Task description. Among the entries, which lines carry the string "American"? Copy each of them.

- - - - - - -

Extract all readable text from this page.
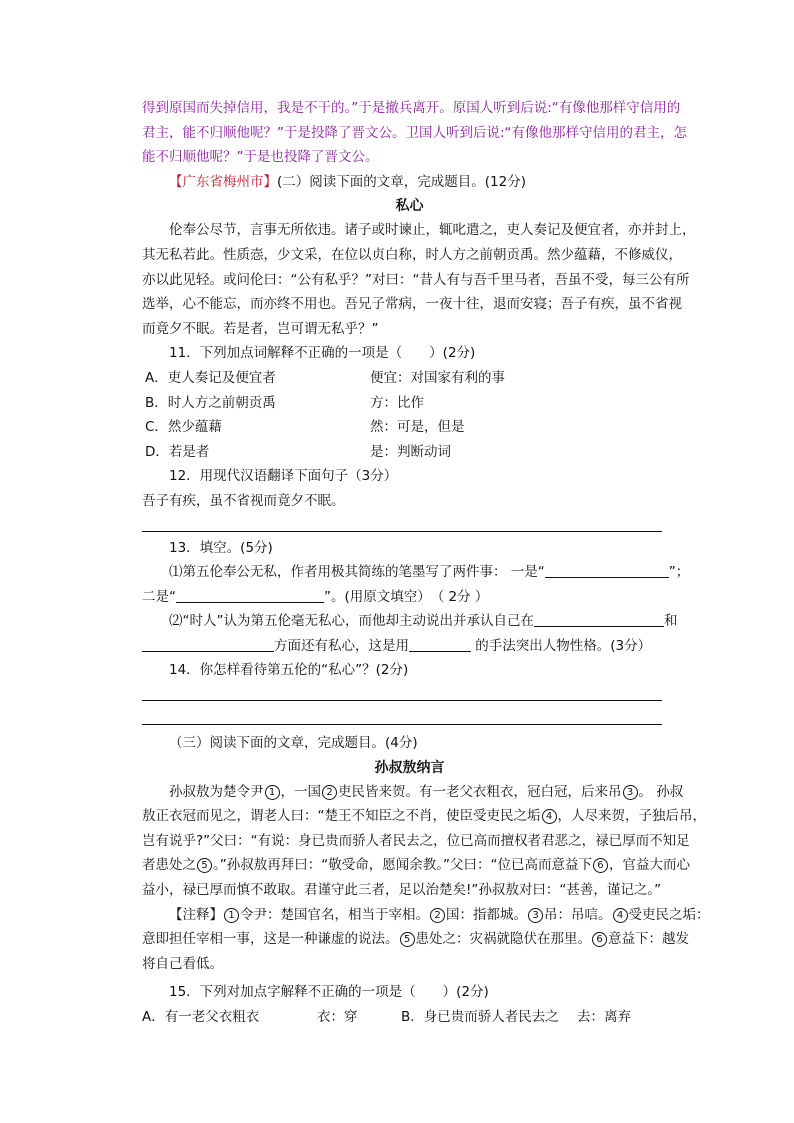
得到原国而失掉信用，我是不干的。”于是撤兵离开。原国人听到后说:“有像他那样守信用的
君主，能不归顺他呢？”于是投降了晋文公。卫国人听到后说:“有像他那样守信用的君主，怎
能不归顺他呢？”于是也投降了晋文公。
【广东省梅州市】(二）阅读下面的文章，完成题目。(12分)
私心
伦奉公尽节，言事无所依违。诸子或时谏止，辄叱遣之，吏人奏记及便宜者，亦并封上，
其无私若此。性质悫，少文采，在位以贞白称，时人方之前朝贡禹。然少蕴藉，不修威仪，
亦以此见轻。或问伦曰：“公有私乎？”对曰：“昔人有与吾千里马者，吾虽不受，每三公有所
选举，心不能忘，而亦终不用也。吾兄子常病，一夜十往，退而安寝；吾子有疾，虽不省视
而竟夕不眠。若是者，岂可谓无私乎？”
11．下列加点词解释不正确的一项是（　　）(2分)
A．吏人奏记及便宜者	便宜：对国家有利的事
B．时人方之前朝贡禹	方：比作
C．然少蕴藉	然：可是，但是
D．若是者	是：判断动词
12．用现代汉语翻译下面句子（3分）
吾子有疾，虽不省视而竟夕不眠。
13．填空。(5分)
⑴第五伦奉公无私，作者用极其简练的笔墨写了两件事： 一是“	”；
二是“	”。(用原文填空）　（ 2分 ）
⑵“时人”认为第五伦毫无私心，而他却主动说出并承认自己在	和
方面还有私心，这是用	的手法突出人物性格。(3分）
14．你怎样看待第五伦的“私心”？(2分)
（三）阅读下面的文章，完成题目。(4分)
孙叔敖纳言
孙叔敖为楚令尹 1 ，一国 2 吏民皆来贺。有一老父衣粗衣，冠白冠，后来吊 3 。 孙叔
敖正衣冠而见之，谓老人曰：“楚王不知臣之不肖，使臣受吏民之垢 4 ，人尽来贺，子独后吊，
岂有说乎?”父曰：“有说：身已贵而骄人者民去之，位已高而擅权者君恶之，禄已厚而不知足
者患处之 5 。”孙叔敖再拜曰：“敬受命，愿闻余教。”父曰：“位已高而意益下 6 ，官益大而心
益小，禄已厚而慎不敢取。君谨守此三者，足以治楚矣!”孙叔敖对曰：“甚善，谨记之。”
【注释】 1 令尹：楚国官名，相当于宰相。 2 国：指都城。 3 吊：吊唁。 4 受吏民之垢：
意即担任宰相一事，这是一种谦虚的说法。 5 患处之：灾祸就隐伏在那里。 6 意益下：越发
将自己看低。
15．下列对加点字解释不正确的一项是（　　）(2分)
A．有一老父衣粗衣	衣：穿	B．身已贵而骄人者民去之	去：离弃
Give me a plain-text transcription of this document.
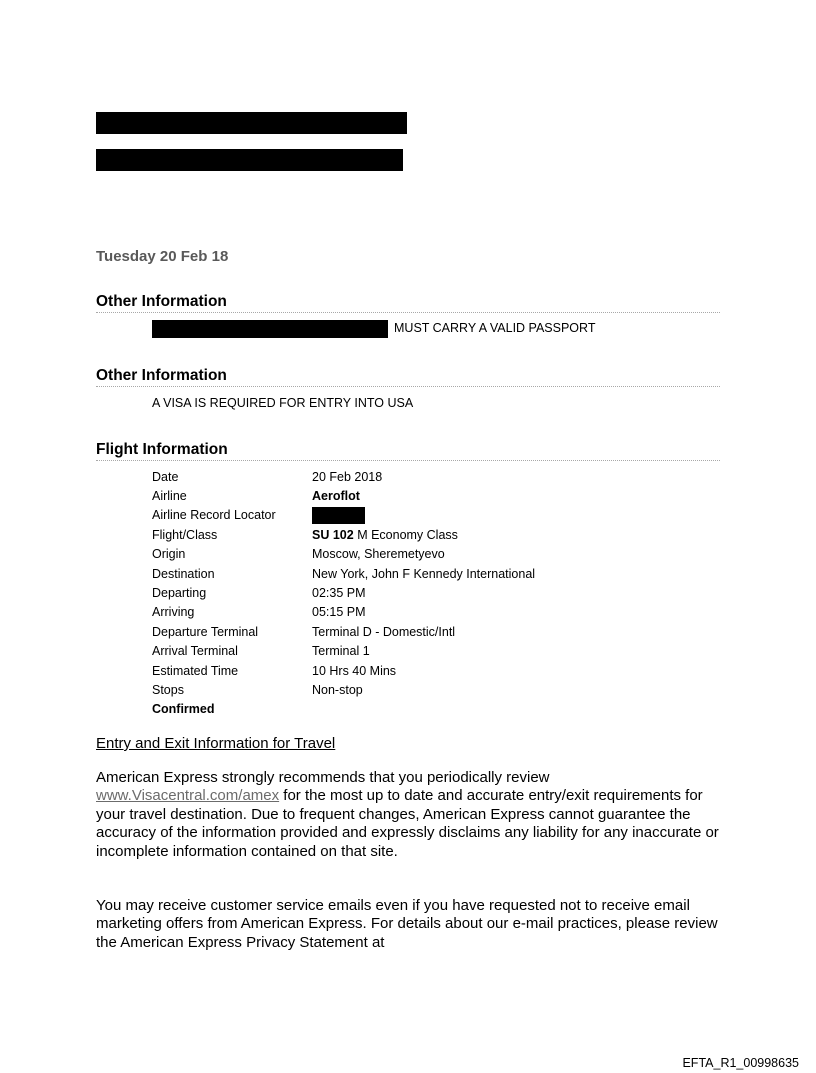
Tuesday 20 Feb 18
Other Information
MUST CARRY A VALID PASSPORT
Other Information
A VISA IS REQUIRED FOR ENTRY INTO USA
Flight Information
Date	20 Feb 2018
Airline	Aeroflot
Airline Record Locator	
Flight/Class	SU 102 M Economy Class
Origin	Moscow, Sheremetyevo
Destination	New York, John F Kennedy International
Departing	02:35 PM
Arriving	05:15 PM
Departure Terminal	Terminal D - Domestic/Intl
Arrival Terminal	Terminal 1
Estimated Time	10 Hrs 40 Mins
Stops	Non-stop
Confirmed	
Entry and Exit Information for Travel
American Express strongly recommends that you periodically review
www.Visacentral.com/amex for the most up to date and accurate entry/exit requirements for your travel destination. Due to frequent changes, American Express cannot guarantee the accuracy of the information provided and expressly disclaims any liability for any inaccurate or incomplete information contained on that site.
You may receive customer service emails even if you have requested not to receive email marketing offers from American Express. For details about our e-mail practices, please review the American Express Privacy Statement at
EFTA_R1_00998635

- - - - - - -

Solution.
American Express strongly recommends that you periodically review
www.Visacentral.com/amex for the most up to date and accurate entry/exit requirements for your travel destination. Due to frequent changes, American Express cannot guarantee the accuracy of the information provided and expressly disclaims any liability for any inaccurate or incomplete information contained on that site.
You may receive customer service emails even if you have requested not to receive email marketing offers from American Express. For details about our e-mail practices, please review the American Express Privacy Statement at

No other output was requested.